(Recorded information):
#####
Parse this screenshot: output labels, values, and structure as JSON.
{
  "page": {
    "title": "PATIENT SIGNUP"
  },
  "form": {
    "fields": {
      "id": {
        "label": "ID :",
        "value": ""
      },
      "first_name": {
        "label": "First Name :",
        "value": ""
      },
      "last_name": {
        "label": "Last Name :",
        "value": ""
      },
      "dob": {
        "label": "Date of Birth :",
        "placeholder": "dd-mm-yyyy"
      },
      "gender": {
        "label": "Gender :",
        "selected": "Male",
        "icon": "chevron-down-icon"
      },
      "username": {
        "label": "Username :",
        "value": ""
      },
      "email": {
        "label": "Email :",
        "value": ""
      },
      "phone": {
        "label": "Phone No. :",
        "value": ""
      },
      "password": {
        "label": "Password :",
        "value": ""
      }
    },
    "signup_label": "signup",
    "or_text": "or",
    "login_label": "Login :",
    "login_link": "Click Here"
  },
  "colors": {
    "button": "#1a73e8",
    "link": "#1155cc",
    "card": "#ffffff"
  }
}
#####
(Set exercise):
Transcribe the data above in full, exactly.

(Correct output):
Parse this screenshot: output labels, values, and structure as JSON.
{
  "page": {
    "title": "PATIENT SIGNUP"
  },
  "form": {
    "fields": {
      "id": {
        "label": "ID :",
        "value": ""
      },
      "first_name": {
        "label": "First Name :",
        "value": ""
      },
      "last_name": {
        "label": "Last Name :",
        "value": ""
      },
      "dob": {
        "label": "Date of Birth :",
        "placeholder": "dd-mm-yyyy"
      },
      "gender": {
        "label": "Gender :",
        "selected": "Male",
        "icon": "chevron-down-icon"
      },
      "username": {
        "label": "Username :",
        "value": ""
      },
      "email": {
        "label": "Email :",
        "value": ""
      },
      "phone": {
        "label": "Phone No. :",
        "value": ""
      },
      "password": {
        "label": "Password :",
        "value": ""
      }
    },
    "signup_label": "signup",
    "or_text": "or",
    "login_label": "Login :",
    "login_link": "Click Here"
  },
  "colors": {
    "button": "#1a73e8",
    "link": "#1155cc",
    "card": "#ffffff"
  }
}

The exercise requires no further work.